Written instruction: Pick out all lines with the word "JSON" from the records that follow.
* begin Rows *
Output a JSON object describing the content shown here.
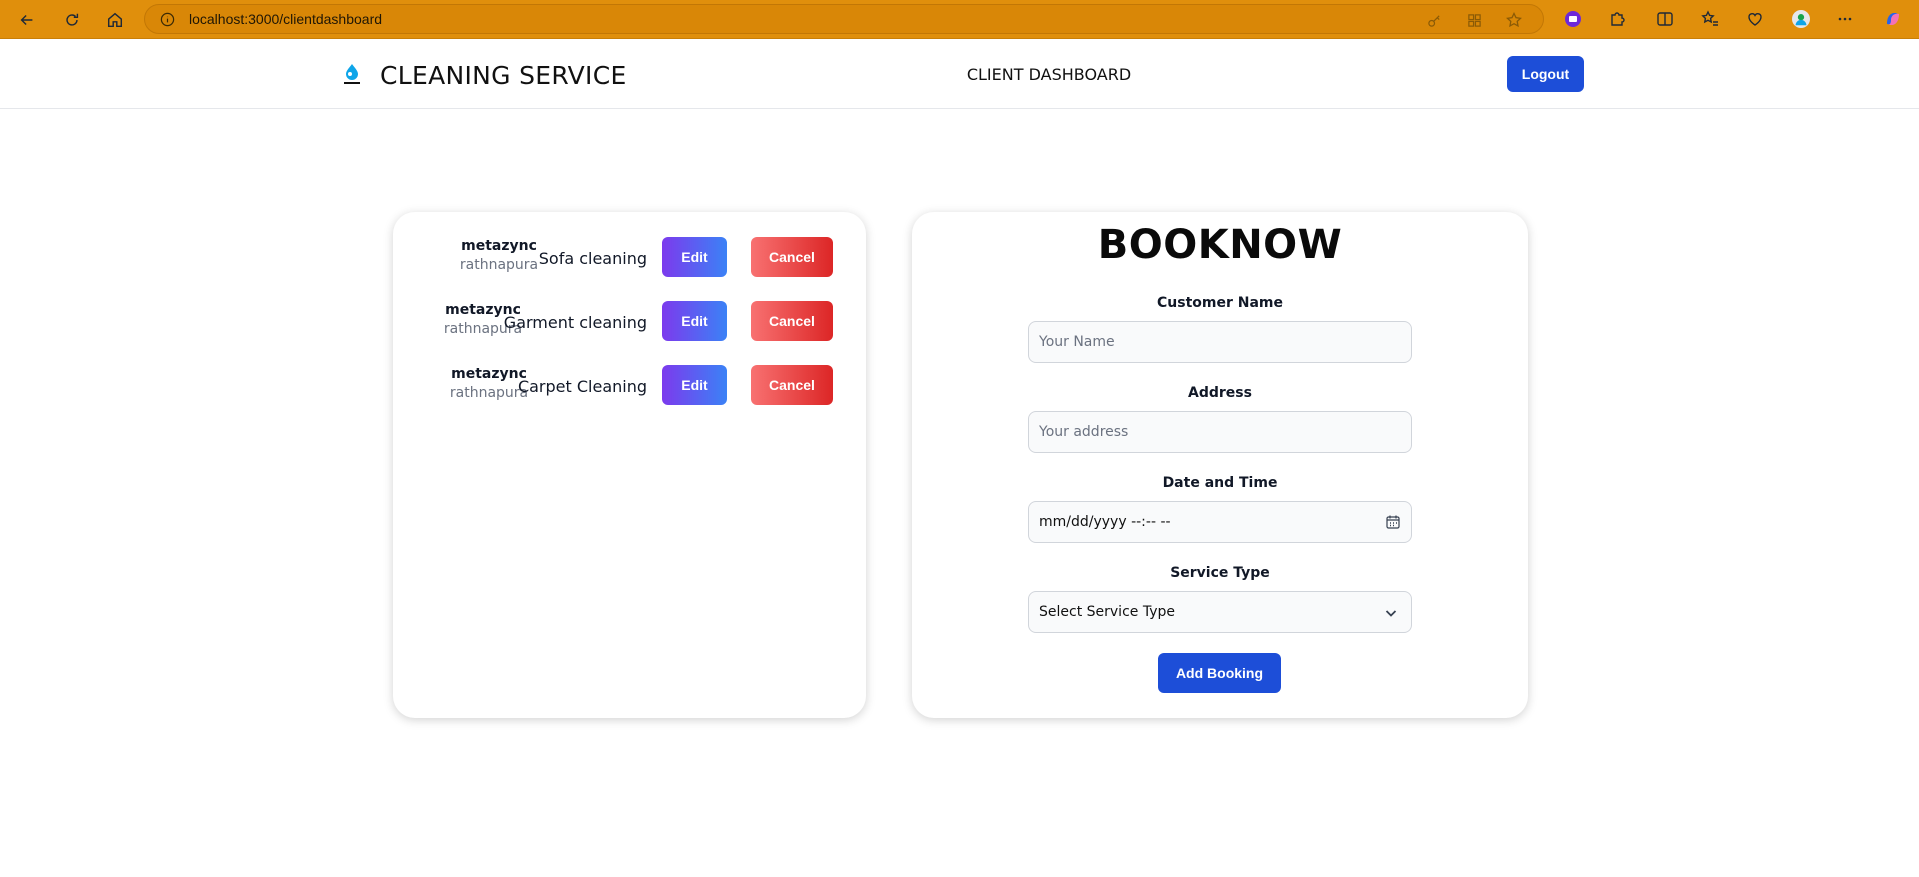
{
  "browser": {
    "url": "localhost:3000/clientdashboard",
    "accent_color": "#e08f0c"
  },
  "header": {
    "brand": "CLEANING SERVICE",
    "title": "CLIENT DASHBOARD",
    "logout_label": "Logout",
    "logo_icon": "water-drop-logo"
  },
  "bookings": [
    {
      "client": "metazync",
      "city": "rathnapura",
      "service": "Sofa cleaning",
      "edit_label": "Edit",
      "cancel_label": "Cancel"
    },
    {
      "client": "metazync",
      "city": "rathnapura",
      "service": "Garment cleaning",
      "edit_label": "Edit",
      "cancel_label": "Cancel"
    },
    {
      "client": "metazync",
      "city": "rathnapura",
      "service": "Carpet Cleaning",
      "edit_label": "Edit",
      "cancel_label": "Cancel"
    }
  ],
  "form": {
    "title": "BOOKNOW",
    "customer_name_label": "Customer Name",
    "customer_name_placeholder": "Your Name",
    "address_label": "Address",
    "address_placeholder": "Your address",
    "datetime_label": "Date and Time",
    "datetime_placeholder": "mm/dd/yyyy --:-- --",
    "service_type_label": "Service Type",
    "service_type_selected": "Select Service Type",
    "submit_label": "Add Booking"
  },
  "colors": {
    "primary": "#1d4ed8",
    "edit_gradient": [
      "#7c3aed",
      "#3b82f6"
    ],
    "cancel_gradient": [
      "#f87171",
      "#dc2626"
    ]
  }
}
* end Rows *
* begin Rows *
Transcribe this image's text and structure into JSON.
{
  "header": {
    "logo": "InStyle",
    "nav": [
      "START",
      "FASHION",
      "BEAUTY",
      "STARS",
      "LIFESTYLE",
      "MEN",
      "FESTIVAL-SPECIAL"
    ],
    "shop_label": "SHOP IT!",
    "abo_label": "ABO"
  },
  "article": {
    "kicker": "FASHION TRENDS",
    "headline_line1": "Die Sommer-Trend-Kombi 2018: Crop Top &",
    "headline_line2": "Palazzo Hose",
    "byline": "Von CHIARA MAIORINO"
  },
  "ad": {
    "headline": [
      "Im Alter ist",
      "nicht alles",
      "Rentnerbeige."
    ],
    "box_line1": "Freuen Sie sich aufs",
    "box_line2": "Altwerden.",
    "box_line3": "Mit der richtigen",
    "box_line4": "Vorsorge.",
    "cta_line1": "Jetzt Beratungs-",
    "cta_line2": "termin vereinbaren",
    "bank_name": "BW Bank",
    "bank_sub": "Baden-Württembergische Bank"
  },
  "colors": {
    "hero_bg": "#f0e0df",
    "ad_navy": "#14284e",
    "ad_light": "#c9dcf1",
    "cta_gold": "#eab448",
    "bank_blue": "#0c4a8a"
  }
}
* end Rows *
Exercise solution:
Output a JSON object describing the content shown here.
Transcribe this image's text and structure into JSON.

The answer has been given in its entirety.